#### Information supplied
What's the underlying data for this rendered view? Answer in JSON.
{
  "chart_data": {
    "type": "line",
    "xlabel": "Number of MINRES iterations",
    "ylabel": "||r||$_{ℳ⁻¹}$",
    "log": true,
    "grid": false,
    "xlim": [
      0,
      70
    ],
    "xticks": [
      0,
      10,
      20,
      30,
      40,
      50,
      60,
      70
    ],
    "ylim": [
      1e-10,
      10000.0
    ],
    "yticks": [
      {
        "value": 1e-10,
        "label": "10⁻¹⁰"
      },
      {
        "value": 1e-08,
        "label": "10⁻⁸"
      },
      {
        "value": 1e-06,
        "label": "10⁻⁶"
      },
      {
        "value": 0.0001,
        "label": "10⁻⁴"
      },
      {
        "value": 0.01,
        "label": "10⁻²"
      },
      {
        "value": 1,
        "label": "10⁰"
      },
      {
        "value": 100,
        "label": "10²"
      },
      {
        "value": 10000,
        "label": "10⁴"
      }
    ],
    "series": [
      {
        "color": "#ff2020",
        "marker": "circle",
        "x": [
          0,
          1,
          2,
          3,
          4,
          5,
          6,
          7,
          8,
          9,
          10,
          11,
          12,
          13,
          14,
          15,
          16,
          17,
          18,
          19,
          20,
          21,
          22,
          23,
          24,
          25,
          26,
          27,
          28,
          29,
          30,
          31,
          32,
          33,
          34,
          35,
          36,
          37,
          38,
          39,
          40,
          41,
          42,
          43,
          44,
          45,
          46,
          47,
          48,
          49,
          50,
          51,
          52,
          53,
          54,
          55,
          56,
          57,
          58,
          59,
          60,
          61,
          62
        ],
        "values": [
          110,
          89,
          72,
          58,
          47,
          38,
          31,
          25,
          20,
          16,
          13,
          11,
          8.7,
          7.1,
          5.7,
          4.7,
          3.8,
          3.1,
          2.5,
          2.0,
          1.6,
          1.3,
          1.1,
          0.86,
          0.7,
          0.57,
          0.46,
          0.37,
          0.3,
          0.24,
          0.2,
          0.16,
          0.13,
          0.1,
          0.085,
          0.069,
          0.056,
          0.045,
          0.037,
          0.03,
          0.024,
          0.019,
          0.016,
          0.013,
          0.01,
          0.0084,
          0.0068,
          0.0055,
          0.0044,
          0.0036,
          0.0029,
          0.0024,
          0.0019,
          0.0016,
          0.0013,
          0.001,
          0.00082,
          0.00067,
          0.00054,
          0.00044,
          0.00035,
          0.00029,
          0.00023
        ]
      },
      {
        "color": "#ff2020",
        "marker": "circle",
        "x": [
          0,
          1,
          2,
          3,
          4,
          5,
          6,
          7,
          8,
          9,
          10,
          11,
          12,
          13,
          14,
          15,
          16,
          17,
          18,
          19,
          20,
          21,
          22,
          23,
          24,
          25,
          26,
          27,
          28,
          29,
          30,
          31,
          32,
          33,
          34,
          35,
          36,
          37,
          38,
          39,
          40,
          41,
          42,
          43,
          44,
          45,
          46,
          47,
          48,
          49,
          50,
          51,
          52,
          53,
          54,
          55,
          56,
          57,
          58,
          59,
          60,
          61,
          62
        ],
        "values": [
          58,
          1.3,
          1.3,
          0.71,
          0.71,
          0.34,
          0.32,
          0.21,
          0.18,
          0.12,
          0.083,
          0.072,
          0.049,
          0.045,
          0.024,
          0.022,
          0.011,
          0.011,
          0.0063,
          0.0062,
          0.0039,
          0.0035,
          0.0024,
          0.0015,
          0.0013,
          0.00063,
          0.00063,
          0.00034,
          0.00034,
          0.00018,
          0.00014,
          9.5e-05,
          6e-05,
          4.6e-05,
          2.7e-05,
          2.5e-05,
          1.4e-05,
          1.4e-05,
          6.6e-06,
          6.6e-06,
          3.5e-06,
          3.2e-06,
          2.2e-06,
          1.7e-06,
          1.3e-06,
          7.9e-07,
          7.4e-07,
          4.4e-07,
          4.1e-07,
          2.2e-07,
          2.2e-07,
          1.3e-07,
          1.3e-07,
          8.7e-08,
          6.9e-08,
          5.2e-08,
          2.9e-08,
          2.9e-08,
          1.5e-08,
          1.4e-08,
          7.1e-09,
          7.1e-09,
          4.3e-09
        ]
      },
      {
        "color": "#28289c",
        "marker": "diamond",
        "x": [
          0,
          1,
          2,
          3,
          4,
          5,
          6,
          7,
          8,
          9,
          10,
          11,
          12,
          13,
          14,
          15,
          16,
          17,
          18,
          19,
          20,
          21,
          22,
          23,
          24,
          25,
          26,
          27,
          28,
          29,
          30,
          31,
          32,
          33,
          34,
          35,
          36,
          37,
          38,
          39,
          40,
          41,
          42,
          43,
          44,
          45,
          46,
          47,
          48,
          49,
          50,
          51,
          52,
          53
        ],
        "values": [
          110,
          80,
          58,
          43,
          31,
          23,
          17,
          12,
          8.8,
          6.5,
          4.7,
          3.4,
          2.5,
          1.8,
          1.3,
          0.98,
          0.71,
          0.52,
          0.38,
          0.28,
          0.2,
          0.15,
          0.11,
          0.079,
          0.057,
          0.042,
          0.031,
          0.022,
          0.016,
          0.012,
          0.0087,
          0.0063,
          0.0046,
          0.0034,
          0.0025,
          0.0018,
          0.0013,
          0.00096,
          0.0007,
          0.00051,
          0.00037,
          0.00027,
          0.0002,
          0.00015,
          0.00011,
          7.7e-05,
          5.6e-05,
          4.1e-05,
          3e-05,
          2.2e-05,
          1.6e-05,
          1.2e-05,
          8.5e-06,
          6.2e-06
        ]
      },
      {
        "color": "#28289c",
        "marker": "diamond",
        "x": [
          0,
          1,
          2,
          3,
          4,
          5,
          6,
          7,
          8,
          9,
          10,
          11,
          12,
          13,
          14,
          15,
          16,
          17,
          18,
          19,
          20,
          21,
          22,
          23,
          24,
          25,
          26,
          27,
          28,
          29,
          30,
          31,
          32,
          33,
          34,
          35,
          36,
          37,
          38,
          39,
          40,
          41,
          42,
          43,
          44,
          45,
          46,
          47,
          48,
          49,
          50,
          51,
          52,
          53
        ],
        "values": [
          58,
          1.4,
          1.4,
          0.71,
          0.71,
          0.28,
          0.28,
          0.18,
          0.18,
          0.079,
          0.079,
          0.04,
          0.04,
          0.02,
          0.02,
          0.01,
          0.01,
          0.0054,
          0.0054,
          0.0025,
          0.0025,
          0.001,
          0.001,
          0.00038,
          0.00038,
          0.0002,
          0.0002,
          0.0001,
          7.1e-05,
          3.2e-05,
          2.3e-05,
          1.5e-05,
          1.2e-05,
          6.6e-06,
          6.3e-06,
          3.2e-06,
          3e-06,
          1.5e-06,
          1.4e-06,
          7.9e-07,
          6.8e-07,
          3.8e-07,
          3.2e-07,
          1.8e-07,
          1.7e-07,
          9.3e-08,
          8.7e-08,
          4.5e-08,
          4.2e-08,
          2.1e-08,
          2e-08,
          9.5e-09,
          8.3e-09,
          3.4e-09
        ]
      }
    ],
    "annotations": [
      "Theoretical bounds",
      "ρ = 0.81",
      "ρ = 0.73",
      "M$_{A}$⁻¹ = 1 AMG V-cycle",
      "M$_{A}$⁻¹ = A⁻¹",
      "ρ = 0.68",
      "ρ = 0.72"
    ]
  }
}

#### Exercise requirements
Repeat the data exactly. Leave nothing out.

#### Worked solution
What's the underlying data for this rendered view? Answer in JSON.
{
  "chart_data": {
    "type": "line",
    "xlabel": "Number of MINRES iterations",
    "ylabel": "||r||$_{ℳ⁻¹}$",
    "log": true,
    "grid": false,
    "xlim": [
      0,
      70
    ],
    "xticks": [
      0,
      10,
      20,
      30,
      40,
      50,
      60,
      70
    ],
    "ylim": [
      1e-10,
      10000.0
    ],
    "yticks": [
      {
        "value": 1e-10,
        "label": "10⁻¹⁰"
      },
      {
        "value": 1e-08,
        "label": "10⁻⁸"
      },
      {
        "value": 1e-06,
        "label": "10⁻⁶"
      },
      {
        "value": 0.0001,
        "label": "10⁻⁴"
      },
      {
        "value": 0.01,
        "label": "10⁻²"
      },
      {
        "value": 1,
        "label": "10⁰"
      },
      {
        "value": 100,
        "label": "10²"
      },
      {
        "value": 10000,
        "label": "10⁴"
      }
    ],
    "series": [
      {
        "color": "#ff2020",
        "marker": "circle",
        "x": [
          0,
          1,
          2,
          3,
          4,
          5,
          6,
          7,
          8,
          9,
          10,
          11,
          12,
          13,
          14,
          15,
          16,
          17,
          18,
          19,
          20,
          21,
          22,
          23,
          24,
          25,
          26,
          27,
          28,
          29,
          30,
          31,
          32,
          33,
          34,
          35,
          36,
          37,
          38,
          39,
          40,
          41,
          42,
          43,
          44,
          45,
          46,
          47,
          48,
          49,
          50,
          51,
          52,
          53,
          54,
          55,
          56,
          57,
          58,
          59,
          60,
          61,
          62
        ],
        "values": [
          110,
          89,
          72,
          58,
          47,
          38,
          31,
          25,
          20,
          16,
          13,
          11,
          8.7,
          7.1,
          5.7,
          4.7,
          3.8,
          3.1,
          2.5,
          2.0,
          1.6,
          1.3,
          1.1,
          0.86,
          0.7,
          0.57,
          0.46,
          0.37,
          0.3,
          0.24,
          0.2,
          0.16,
          0.13,
          0.1,
          0.085,
          0.069,
          0.056,
          0.045,
          0.037,
          0.03,
          0.024,
          0.019,
          0.016,
          0.013,
          0.01,
          0.0084,
          0.0068,
          0.0055,
          0.0044,
          0.0036,
          0.0029,
          0.0024,
          0.0019,
          0.0016,
          0.0013,
          0.001,
          0.00082,
          0.00067,
          0.00054,
          0.00044,
          0.00035,
          0.00029,
          0.00023
        ]
      },
      {
        "color": "#ff2020",
        "marker": "circle",
        "x": [
          0,
          1,
          2,
          3,
          4,
          5,
          6,
          7,
          8,
          9,
          10,
          11,
          12,
          13,
          14,
          15,
          16,
          17,
          18,
          19,
          20,
          21,
          22,
          23,
          24,
          25,
          26,
          27,
          28,
          29,
          30,
          31,
          32,
          33,
          34,
          35,
          36,
          37,
          38,
          39,
          40,
          41,
          42,
          43,
          44,
          45,
          46,
          47,
          48,
          49,
          50,
          51,
          52,
          53,
          54,
          55,
          56,
          57,
          58,
          59,
          60,
          61,
          62
        ],
        "values": [
          58,
          1.3,
          1.3,
          0.71,
          0.71,
          0.34,
          0.32,
          0.21,
          0.18,
          0.12,
          0.083,
          0.072,
          0.049,
          0.045,
          0.024,
          0.022,
          0.011,
          0.011,
          0.0063,
          0.0062,
          0.0039,
          0.0035,
          0.0024,
          0.0015,
          0.0013,
          0.00063,
          0.00063,
          0.00034,
          0.00034,
          0.00018,
          0.00014,
          9.5e-05,
          6e-05,
          4.6e-05,
          2.7e-05,
          2.5e-05,
          1.4e-05,
          1.4e-05,
          6.6e-06,
          6.6e-06,
          3.5e-06,
          3.2e-06,
          2.2e-06,
          1.7e-06,
          1.3e-06,
          7.9e-07,
          7.4e-07,
          4.4e-07,
          4.1e-07,
          2.2e-07,
          2.2e-07,
          1.3e-07,
          1.3e-07,
          8.7e-08,
          6.9e-08,
          5.2e-08,
          2.9e-08,
          2.9e-08,
          1.5e-08,
          1.4e-08,
          7.1e-09,
          7.1e-09,
          4.3e-09
        ]
      },
      {
        "color": "#28289c",
        "marker": "diamond",
        "x": [
          0,
          1,
          2,
          3,
          4,
          5,
          6,
          7,
          8,
          9,
          10,
          11,
          12,
          13,
          14,
          15,
          16,
          17,
          18,
          19,
          20,
          21,
          22,
          23,
          24,
          25,
          26,
          27,
          28,
          29,
          30,
          31,
          32,
          33,
          34,
          35,
          36,
          37,
          38,
          39,
          40,
          41,
          42,
          43,
          44,
          45,
          46,
          47,
          48,
          49,
          50,
          51,
          52,
          53
        ],
        "values": [
          110,
          80,
          58,
          43,
          31,
          23,
          17,
          12,
          8.8,
          6.5,
          4.7,
          3.4,
          2.5,
          1.8,
          1.3,
          0.98,
          0.71,
          0.52,
          0.38,
          0.28,
          0.2,
          0.15,
          0.11,
          0.079,
          0.057,
          0.042,
          0.031,
          0.022,
          0.016,
          0.012,
          0.0087,
          0.0063,
          0.0046,
          0.0034,
          0.0025,
          0.0018,
          0.0013,
          0.00096,
          0.0007,
          0.00051,
          0.00037,
          0.00027,
          0.0002,
          0.00015,
          0.00011,
          7.7e-05,
          5.6e-05,
          4.1e-05,
          3e-05,
          2.2e-05,
          1.6e-05,
          1.2e-05,
          8.5e-06,
          6.2e-06
        ]
      },
      {
        "color": "#28289c",
        "marker": "diamond",
        "x": [
          0,
          1,
          2,
          3,
          4,
          5,
          6,
          7,
          8,
          9,
          10,
          11,
          12,
          13,
          14,
          15,
          16,
          17,
          18,
          19,
          20,
          21,
          22,
          23,
          24,
          25,
          26,
          27,
          28,
          29,
          30,
          31,
          32,
          33,
          34,
          35,
          36,
          37,
          38,
          39,
          40,
          41,
          42,
          43,
          44,
          45,
          46,
          47,
          48,
          49,
          50,
          51,
          52,
          53
        ],
        "values": [
          58,
          1.4,
          1.4,
          0.71,
          0.71,
          0.28,
          0.28,
          0.18,
          0.18,
          0.079,
          0.079,
          0.04,
          0.04,
          0.02,
          0.02,
          0.01,
          0.01,
          0.0054,
          0.0054,
          0.0025,
          0.0025,
          0.001,
          0.001,
          0.00038,
          0.00038,
          0.0002,
          0.0002,
          0.0001,
          7.1e-05,
          3.2e-05,
          2.3e-05,
          1.5e-05,
          1.2e-05,
          6.6e-06,
          6.3e-06,
          3.2e-06,
          3e-06,
          1.5e-06,
          1.4e-06,
          7.9e-07,
          6.8e-07,
          3.8e-07,
          3.2e-07,
          1.8e-07,
          1.7e-07,
          9.3e-08,
          8.7e-08,
          4.5e-08,
          4.2e-08,
          2.1e-08,
          2e-08,
          9.5e-09,
          8.3e-09,
          3.4e-09
        ]
      }
    ],
    "annotations": [
      "Theoretical bounds",
      "ρ = 0.81",
      "ρ = 0.73",
      "M$_{A}$⁻¹ = 1 AMG V-cycle",
      "M$_{A}$⁻¹ = A⁻¹",
      "ρ = 0.68",
      "ρ = 0.72"
    ]
  }
}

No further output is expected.